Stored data
----------------------------------------

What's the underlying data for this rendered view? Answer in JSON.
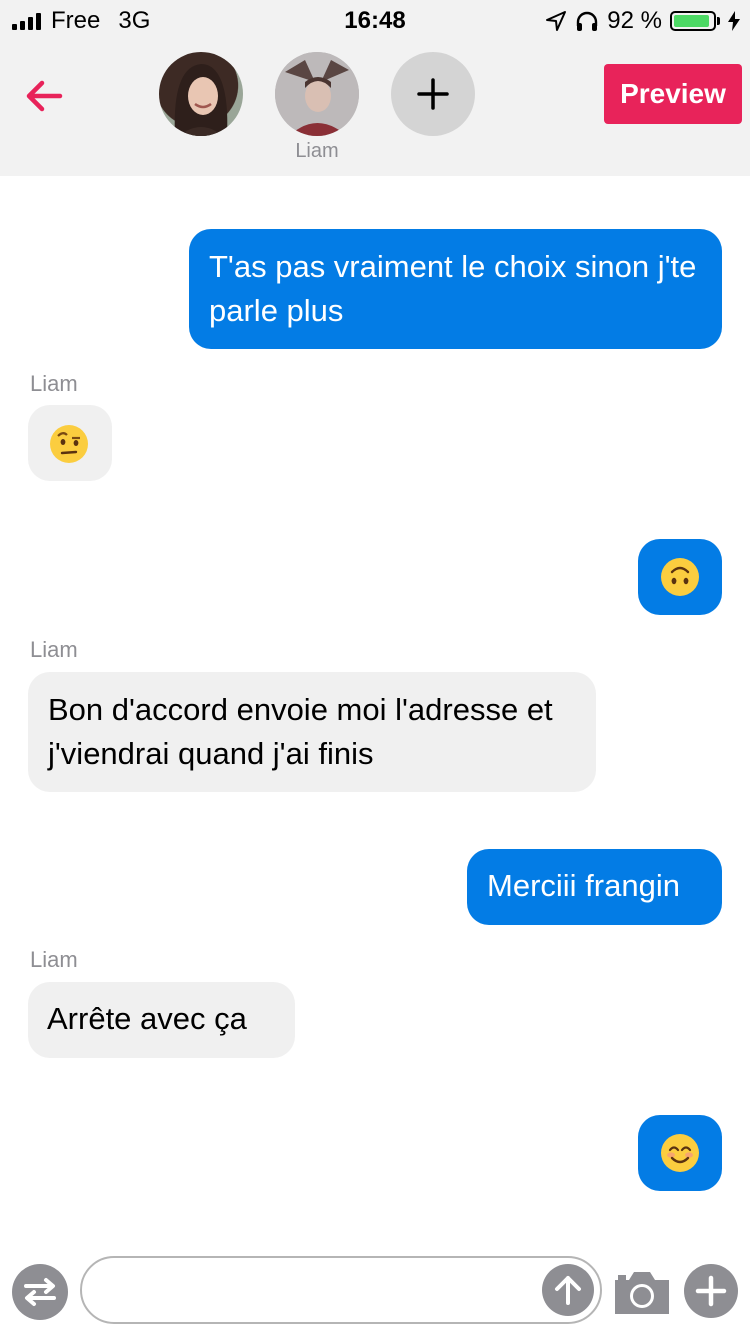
{
  "status_bar": {
    "carrier": "Free",
    "network": "3G",
    "time": "16:48",
    "battery_percent": "92 %",
    "battery_level": 0.92,
    "icons": [
      "signal-icon",
      "location-arrow-icon",
      "headphones-icon",
      "battery-icon",
      "charging-bolt-icon"
    ]
  },
  "header": {
    "back_icon": "back-arrow-icon",
    "participants": [
      {
        "name": "",
        "avatar": "avatar-girl"
      },
      {
        "name": "Liam",
        "avatar": "avatar-liam"
      }
    ],
    "add_icon": "plus-icon",
    "preview_label": "Preview"
  },
  "messages": [
    {
      "direction": "outgoing",
      "text": "T'as pas vraiment le choix sinon j'te parle plus"
    },
    {
      "direction": "incoming",
      "sender": "Liam",
      "emoji": "face-with-raised-eyebrow"
    },
    {
      "direction": "outgoing",
      "emoji": "upside-down-face"
    },
    {
      "direction": "incoming",
      "sender": "Liam",
      "text": "Bon d'accord envoie moi l'adresse et j'viendrai quand j'ai finis"
    },
    {
      "direction": "outgoing",
      "text": "Merciii frangin"
    },
    {
      "direction": "incoming",
      "sender": "Liam",
      "text": "Arrête avec ça"
    },
    {
      "direction": "outgoing",
      "emoji": "smiling-face-with-smiling-eyes"
    }
  ],
  "composer": {
    "input_value": "",
    "input_placeholder": "",
    "icons": [
      "swap-icon",
      "send-arrow-icon",
      "camera-icon",
      "plus-icon"
    ]
  },
  "colors": {
    "outgoing_bubble": "#037ce5",
    "incoming_bubble": "#f0f0f0",
    "accent": "#e8235a",
    "header_bg": "#f2f2f2",
    "battery_fill": "#4cd964"
  }
}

----------------------------------------

_Exercise description_. Return the records exactly. Don't carry the pictures over.

_The result_.
What's the underlying data for this rendered view? Answer in JSON.
{
  "status_bar": {
    "carrier": "Free",
    "network": "3G",
    "time": "16:48",
    "battery_percent": "92 %",
    "battery_level": 0.92,
    "icons": [
      "signal-icon",
      "location-arrow-icon",
      "headphones-icon",
      "battery-icon",
      "charging-bolt-icon"
    ]
  },
  "header": {
    "back_icon": "back-arrow-icon",
    "participants": [
      {
        "name": "",
        "avatar": "avatar-girl"
      },
      {
        "name": "Liam",
        "avatar": "avatar-liam"
      }
    ],
    "add_icon": "plus-icon",
    "preview_label": "Preview"
  },
  "messages": [
    {
      "direction": "outgoing",
      "text": "T'as pas vraiment le choix sinon j'te parle plus"
    },
    {
      "direction": "incoming",
      "sender": "Liam",
      "emoji": "face-with-raised-eyebrow"
    },
    {
      "direction": "outgoing",
      "emoji": "upside-down-face"
    },
    {
      "direction": "incoming",
      "sender": "Liam",
      "text": "Bon d'accord envoie moi l'adresse et j'viendrai quand j'ai finis"
    },
    {
      "direction": "outgoing",
      "text": "Merciii frangin"
    },
    {
      "direction": "incoming",
      "sender": "Liam",
      "text": "Arrête avec ça"
    },
    {
      "direction": "outgoing",
      "emoji": "smiling-face-with-smiling-eyes"
    }
  ],
  "composer": {
    "input_value": "",
    "input_placeholder": "",
    "icons": [
      "swap-icon",
      "send-arrow-icon",
      "camera-icon",
      "plus-icon"
    ]
  },
  "colors": {
    "outgoing_bubble": "#037ce5",
    "incoming_bubble": "#f0f0f0",
    "accent": "#e8235a",
    "header_bg": "#f2f2f2",
    "battery_fill": "#4cd964"
  }
}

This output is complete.